ROWS ▸

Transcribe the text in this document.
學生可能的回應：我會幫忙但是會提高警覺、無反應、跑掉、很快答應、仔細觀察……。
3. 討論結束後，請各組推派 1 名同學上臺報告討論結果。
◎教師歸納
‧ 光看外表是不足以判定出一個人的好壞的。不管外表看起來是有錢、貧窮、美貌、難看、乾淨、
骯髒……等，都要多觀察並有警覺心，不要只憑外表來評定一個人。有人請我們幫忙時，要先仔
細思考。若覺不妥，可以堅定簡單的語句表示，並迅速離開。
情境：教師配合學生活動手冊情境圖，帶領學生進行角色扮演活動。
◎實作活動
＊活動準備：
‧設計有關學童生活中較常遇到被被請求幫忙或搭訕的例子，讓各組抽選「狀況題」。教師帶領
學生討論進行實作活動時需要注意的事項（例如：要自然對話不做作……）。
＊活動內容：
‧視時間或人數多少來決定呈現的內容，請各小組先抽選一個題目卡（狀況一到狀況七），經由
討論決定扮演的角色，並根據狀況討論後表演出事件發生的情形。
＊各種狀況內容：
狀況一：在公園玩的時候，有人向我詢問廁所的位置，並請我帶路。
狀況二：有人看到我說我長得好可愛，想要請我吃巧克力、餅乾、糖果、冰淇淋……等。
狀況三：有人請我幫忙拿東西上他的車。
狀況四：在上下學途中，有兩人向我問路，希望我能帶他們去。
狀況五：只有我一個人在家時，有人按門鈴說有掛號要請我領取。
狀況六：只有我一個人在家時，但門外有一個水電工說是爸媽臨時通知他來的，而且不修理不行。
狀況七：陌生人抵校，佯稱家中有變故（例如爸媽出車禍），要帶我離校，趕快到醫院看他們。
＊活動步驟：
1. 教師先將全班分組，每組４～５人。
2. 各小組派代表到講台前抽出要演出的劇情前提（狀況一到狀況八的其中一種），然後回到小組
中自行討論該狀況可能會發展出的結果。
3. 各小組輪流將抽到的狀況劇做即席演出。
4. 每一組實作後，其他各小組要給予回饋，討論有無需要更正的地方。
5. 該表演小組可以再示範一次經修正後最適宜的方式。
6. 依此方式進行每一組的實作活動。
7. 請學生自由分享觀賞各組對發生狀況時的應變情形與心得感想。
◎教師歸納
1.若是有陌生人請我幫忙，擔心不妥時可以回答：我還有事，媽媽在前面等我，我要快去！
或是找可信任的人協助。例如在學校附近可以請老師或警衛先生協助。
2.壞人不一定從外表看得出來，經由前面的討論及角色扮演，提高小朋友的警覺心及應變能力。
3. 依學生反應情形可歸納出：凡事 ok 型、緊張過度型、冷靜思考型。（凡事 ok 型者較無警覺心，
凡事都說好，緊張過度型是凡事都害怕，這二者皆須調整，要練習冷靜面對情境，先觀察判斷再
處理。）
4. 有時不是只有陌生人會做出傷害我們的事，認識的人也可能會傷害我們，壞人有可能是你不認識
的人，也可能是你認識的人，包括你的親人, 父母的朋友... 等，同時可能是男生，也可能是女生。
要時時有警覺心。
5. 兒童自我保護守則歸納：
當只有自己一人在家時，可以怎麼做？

EXERCISE BRIEF ▸ What is needed here is an exact reproduction of all the entries.

EXPECTED ANSWER ▸
Transcribe the text in this document.
學生可能的回應：我會幫忙但是會提高警覺、無反應、跑掉、很快答應、仔細觀察……。
3. 討論結束後，請各組推派 1 名同學上臺報告討論結果。
◎教師歸納
‧ 光看外表是不足以判定出一個人的好壞的。不管外表看起來是有錢、貧窮、美貌、難看、乾淨、
骯髒……等，都要多觀察並有警覺心，不要只憑外表來評定一個人。有人請我們幫忙時，要先仔
細思考。若覺不妥，可以堅定簡單的語句表示，並迅速離開。
情境：教師配合學生活動手冊情境圖，帶領學生進行角色扮演活動。
◎實作活動
＊活動準備：
‧設計有關學童生活中較常遇到被被請求幫忙或搭訕的例子，讓各組抽選「狀況題」。教師帶領
學生討論進行實作活動時需要注意的事項（例如：要自然對話不做作……）。
＊活動內容：
‧視時間或人數多少來決定呈現的內容，請各小組先抽選一個題目卡（狀況一到狀況七），經由
討論決定扮演的角色，並根據狀況討論後表演出事件發生的情形。
＊各種狀況內容：
狀況一：在公園玩的時候，有人向我詢問廁所的位置，並請我帶路。
狀況二：有人看到我說我長得好可愛，想要請我吃巧克力、餅乾、糖果、冰淇淋……等。
狀況三：有人請我幫忙拿東西上他的車。
狀況四：在上下學途中，有兩人向我問路，希望我能帶他們去。
狀況五：只有我一個人在家時，有人按門鈴說有掛號要請我領取。
狀況六：只有我一個人在家時，但門外有一個水電工說是爸媽臨時通知他來的，而且不修理不行。
狀況七：陌生人抵校，佯稱家中有變故（例如爸媽出車禍），要帶我離校，趕快到醫院看他們。
＊活動步驟：
1. 教師先將全班分組，每組４～５人。
2. 各小組派代表到講台前抽出要演出的劇情前提（狀況一到狀況八的其中一種），然後回到小組
中自行討論該狀況可能會發展出的結果。
3. 各小組輪流將抽到的狀況劇做即席演出。
4. 每一組實作後，其他各小組要給予回饋，討論有無需要更正的地方。
5. 該表演小組可以再示範一次經修正後最適宜的方式。
6. 依此方式進行每一組的實作活動。
7. 請學生自由分享觀賞各組對發生狀況時的應變情形與心得感想。
◎教師歸納
1.若是有陌生人請我幫忙，擔心不妥時可以回答：我還有事，媽媽在前面等我，我要快去！
或是找可信任的人協助。例如在學校附近可以請老師或警衛先生協助。
2.壞人不一定從外表看得出來，經由前面的討論及角色扮演，提高小朋友的警覺心及應變能力。
3. 依學生反應情形可歸納出：凡事 ok 型、緊張過度型、冷靜思考型。（凡事 ok 型者較無警覺心，
凡事都說好，緊張過度型是凡事都害怕，這二者皆須調整，要練習冷靜面對情境，先觀察判斷再
處理。）
4. 有時不是只有陌生人會做出傷害我們的事，認識的人也可能會傷害我們，壞人有可能是你不認識
的人，也可能是你認識的人，包括你的親人, 父母的朋友... 等，同時可能是男生，也可能是女生。
要時時有警覺心。
5. 兒童自我保護守則歸納：
當只有自己一人在家時，可以怎麼做？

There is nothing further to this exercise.